▶ _TASK BRIEF_
For each line in the data below that holds "circle", return a copy.

▶ _DATA FOR PROCESSING_
====
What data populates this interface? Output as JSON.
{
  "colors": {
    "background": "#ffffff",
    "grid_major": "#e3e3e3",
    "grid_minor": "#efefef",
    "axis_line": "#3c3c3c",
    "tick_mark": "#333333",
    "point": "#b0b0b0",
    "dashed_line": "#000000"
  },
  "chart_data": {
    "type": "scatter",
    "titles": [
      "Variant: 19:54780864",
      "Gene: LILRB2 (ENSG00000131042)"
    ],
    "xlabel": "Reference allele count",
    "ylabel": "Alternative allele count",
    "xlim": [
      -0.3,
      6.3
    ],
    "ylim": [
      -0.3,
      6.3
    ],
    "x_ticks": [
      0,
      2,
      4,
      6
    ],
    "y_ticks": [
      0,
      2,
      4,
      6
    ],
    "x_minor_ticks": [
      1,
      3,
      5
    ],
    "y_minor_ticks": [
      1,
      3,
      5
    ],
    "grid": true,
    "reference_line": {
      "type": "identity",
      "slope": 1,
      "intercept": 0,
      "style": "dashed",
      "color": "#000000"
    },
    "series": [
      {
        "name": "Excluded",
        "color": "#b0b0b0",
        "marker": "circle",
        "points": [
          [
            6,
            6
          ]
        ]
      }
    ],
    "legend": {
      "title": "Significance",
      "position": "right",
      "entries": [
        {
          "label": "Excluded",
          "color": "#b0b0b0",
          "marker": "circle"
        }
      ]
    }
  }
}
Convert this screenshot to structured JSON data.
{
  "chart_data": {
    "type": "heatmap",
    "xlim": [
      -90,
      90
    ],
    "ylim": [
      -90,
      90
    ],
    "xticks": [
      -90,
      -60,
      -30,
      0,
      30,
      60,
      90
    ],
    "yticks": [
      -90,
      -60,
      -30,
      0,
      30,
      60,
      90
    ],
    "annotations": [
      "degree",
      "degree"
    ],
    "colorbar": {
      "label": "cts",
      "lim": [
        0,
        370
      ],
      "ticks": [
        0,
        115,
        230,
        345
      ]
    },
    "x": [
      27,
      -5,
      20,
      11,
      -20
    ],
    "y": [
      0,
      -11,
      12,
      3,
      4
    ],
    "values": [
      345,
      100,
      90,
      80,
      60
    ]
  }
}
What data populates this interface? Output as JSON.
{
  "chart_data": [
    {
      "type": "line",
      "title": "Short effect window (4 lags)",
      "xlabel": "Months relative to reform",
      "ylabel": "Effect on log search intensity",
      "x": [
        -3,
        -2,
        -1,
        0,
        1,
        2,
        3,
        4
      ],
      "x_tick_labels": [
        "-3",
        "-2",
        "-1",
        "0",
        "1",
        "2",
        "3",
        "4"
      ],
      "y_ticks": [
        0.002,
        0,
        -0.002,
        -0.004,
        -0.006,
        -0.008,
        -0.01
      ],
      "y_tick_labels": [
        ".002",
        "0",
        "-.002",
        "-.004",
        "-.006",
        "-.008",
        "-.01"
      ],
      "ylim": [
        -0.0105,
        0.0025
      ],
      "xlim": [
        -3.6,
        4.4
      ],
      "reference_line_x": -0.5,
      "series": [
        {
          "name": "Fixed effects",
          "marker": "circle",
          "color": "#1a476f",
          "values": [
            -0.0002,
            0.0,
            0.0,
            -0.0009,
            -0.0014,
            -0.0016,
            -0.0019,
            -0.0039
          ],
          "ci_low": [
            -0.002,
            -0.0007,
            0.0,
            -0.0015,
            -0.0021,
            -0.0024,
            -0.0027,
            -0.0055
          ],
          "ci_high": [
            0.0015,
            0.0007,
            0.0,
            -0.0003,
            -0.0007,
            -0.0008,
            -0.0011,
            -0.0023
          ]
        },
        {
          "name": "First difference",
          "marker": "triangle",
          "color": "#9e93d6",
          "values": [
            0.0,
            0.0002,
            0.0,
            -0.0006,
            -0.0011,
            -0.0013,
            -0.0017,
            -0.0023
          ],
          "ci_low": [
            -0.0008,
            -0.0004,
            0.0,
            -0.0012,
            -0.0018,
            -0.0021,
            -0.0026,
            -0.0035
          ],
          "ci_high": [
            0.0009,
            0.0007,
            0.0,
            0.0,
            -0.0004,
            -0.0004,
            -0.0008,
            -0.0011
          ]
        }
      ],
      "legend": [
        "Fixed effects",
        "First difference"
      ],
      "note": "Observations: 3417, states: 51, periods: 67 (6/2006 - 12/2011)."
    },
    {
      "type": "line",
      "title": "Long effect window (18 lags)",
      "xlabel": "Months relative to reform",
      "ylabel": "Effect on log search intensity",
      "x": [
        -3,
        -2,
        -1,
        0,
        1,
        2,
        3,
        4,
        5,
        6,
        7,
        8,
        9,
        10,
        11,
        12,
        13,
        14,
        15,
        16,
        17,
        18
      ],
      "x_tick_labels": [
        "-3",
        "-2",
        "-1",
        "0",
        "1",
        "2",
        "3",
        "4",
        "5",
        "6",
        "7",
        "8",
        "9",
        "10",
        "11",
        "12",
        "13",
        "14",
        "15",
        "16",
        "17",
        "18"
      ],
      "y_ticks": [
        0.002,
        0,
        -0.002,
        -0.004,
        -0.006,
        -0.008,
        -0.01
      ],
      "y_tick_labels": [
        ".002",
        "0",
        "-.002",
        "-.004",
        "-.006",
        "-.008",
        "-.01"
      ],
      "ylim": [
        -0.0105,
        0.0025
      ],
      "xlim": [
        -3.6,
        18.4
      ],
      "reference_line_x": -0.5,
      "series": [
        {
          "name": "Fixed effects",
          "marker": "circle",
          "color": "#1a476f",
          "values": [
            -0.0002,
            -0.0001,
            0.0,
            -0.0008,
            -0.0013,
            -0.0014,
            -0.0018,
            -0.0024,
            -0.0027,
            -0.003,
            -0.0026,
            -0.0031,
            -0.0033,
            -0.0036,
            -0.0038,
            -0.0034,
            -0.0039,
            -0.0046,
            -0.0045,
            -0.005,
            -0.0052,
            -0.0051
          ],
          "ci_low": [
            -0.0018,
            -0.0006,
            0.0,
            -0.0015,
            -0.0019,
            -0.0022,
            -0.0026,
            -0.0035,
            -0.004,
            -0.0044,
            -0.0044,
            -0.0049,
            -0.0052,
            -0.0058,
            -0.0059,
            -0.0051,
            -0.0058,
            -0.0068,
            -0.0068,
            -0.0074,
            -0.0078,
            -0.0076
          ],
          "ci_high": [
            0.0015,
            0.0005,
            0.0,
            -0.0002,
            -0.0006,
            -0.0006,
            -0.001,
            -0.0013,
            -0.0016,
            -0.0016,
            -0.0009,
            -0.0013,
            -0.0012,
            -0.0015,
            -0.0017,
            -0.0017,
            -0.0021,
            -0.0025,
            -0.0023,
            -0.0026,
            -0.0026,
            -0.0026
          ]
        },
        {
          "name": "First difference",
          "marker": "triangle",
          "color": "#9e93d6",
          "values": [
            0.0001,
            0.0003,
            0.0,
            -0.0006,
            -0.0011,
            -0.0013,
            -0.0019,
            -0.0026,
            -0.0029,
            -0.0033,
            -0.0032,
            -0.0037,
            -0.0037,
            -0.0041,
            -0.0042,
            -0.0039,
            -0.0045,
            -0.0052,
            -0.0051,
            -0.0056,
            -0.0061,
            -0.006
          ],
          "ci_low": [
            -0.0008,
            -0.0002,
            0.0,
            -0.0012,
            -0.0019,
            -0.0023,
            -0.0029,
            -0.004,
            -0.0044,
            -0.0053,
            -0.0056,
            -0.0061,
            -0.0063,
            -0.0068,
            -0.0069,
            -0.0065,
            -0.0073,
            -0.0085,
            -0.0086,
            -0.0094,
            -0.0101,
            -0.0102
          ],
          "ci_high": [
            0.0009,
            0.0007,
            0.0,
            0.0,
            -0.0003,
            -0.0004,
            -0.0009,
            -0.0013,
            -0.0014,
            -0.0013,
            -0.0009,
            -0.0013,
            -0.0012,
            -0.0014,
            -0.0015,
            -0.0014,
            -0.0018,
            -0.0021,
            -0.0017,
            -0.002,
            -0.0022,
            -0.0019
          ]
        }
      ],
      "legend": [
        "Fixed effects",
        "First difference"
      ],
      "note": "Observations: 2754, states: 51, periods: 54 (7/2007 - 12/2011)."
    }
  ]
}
====
▶ _TASK OUTPUT_
        "marker": "circle",
          "marker": "circle"
          "marker": "circle",
          "marker": "circle",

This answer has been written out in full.